Exercise passage:
______

If all dissatisfied customers within the retail industry decided to defect from their current retailer of choice, the total annual defection cost would be £147.2bn, new research from Webloyalty and GlobalData Retail has revealed. This rising disloyalty is up from £120.6bn two years ago.

This year’s Unfaithful Consumer State of the Nation report has revealed a significant proportion (19%) of consumers would defect if a retailer was deemed not to be a good corporate citizen, whether it be due to environmental issues, tax avoidance, staff welfare or other irresponsible practices.  

Unsurprisingly, consumers are also influenced by money more than ever. Price moves from third place to first place as the number one driver of store choice, leapfrogging quality of products. 

The increase in the price of disloyalty is underlined by data showing that consumers have become less tolerant. Compared with two years ago, more consumers are now willing to stop shopping at a retailer that gets things like customer service and price wrong. Staff rudeness (58.5%), significant price rises (50.6%) and poor-quality items (45.0%) are among the top reasons cited for defecting.  

One noticeable trend is the increase in the number of stores or retailers that consumers use to do their shopping. This applies across all sectors but in some, like home furnishing and electricals, the rise has been particularly sharp (+15.3% since 2016). The trend is also high in clothing & footwear (60.1%) and food & grocery (55.3%). This increase has also correlated with a decrease in loyalty – most retail sectors now have loyalty rates of under 50% – further highlighting the consumer practice of ‘shopping around.’ The strongest loyalty is found with DIY stores (57% plan to continue using their main retailer) and the least is found in food and grocery (32.4%). 

Ben Stirling, MD, Webloyalty Northern Europe, says, “Amidst the current challenging retail climate, retaining customer loyalty has never been more important. This research shows that shoppers have more choice and price transparency. As a result of this, they are increasingly fluid in their loyalty and they have little tolerance for poor service.

______

Raw data:
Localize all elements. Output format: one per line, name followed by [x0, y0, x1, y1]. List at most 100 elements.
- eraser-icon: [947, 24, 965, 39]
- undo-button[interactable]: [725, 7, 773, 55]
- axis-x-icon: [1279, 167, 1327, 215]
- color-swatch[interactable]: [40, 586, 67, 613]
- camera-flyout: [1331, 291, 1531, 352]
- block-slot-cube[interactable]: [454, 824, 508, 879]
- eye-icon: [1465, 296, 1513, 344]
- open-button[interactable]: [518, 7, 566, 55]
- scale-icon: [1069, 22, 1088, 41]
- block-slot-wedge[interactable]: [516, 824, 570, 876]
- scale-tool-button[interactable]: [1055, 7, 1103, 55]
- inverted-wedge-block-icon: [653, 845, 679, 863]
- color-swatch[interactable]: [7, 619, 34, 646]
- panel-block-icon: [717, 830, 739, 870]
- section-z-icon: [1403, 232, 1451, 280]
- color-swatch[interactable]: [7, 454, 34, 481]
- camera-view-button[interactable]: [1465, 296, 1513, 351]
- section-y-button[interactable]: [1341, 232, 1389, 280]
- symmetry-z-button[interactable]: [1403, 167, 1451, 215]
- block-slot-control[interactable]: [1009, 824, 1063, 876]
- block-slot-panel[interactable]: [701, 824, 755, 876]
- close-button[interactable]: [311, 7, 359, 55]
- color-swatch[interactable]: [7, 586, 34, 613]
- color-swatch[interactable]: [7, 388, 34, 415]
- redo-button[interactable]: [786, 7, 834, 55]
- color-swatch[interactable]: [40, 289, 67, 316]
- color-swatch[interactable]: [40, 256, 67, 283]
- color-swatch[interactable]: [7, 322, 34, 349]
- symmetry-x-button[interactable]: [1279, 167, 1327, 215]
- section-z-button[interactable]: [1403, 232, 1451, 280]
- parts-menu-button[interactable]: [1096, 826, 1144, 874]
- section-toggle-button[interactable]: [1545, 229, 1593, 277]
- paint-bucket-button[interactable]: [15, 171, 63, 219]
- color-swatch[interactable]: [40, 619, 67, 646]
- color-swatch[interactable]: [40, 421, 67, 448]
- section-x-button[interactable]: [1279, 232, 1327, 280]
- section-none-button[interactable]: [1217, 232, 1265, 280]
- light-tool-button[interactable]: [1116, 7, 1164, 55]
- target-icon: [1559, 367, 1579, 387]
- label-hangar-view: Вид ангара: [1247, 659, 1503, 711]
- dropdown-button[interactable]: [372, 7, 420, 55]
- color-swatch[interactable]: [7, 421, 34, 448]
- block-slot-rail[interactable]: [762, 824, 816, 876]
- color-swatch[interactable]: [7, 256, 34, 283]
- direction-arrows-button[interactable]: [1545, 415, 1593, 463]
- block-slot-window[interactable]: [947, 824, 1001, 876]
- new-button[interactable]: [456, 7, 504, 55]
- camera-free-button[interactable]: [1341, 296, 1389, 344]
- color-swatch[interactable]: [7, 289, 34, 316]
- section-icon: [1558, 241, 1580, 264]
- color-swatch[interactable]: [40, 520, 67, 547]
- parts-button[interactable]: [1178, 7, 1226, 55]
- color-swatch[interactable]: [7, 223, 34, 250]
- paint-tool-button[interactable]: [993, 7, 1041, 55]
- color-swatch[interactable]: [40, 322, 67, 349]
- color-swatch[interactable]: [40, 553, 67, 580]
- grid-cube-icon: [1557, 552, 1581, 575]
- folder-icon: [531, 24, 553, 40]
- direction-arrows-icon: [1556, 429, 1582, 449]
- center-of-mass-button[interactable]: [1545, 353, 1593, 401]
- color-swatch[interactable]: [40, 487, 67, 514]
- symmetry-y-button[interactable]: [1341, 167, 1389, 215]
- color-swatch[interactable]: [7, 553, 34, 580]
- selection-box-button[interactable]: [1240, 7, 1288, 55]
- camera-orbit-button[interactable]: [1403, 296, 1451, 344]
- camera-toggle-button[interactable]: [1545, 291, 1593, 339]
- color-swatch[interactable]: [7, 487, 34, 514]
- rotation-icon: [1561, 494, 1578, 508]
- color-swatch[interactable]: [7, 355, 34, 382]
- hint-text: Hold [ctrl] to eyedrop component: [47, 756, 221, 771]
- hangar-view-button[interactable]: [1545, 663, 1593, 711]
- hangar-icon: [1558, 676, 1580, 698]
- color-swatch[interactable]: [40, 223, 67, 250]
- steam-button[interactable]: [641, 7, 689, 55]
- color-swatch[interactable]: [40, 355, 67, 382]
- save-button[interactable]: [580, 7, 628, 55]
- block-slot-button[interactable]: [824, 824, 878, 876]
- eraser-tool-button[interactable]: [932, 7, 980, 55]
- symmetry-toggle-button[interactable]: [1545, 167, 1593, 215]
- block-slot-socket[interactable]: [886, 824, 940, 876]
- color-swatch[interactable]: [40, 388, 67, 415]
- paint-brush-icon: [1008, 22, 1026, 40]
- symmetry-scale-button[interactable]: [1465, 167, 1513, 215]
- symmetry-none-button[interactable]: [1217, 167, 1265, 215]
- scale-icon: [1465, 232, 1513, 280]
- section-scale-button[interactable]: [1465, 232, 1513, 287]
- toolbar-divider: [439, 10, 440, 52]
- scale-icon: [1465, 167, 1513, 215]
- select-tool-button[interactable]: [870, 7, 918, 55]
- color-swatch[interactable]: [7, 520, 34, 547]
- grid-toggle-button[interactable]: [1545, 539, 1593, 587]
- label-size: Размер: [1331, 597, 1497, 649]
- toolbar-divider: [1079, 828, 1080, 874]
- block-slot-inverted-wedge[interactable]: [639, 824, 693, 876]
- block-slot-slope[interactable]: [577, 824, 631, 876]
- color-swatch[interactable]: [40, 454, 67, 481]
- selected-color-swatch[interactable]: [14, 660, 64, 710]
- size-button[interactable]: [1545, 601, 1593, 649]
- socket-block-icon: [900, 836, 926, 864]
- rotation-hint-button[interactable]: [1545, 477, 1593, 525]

______

Task list:
1 – List every retail sector that the retail loyalty report names.
2 – Based on the retail loyalty report, say whether each statement agrees with it, and quote the deciding words.
(a) Price is now the number one driver of store choice.
(b) DIY stores have the weakest customer loyalty of any sector.
(c) The total annual defection cost two years ago was £147.2bn.
3 – Carry on writing the retail customer loyalty report from its last sentence.

Numbered responses:
1 – home furnishing, electricals, clothing & footwear, food & grocery, DIY stores

2 –
(a) Yes: "Price moves from third place to first place as the number one driver of store choice"
(b) No: "The strongest loyalty is found with DIY stores (57% plan to continue using their main retailer)"
(c) No: "This rising disloyalty is up from £120.6bn two years ago."

3 –
“It’s perhaps unsurprising that they’re motivated by price and quality but it’s interesting to see ethical considerations entering the fold too. Over the last year in particular, there’s been increased scrutiny on environmental issues, especially with the recent plastics debate, while issues with employee welfare and zero hours contracts have also been highly criticised. Consumers are becoming more conscious of fairness and sustainability, and retailers need to be aware of the real cost and impact of defections.

“What’s more, with price taking the top spot for store choice, margins and profits will come under even more pressure, encouraging a ‘race to the bottom.’ Retailers need to be personalising experiences and harnessing technology to create the best customer experience possible to give shoppers a reason to keep coming back.” 

Neil Saunders, Managing Director of GlobalData Retail, added, “The rise of online shopping, along with Amazon’s online empire, has contributed to increasingly fragile customer loyalties. It’s interesting to see in this year’s report that the DIY sector boasts the strongest customer loyalty. This could be attributed to the fact that DIY retailers have yet to successfully transition to online sales as customers shopping for home improvement products value in-store consultancy – which they just can’t find online. While this might be good news for DIY, other industries are struggling and all retailers need to focus on ways to retain customer loyalties as a business imperative.”

Methodology:

The research was conducted on 2,000 UK consumers by GlobalData in September 2018.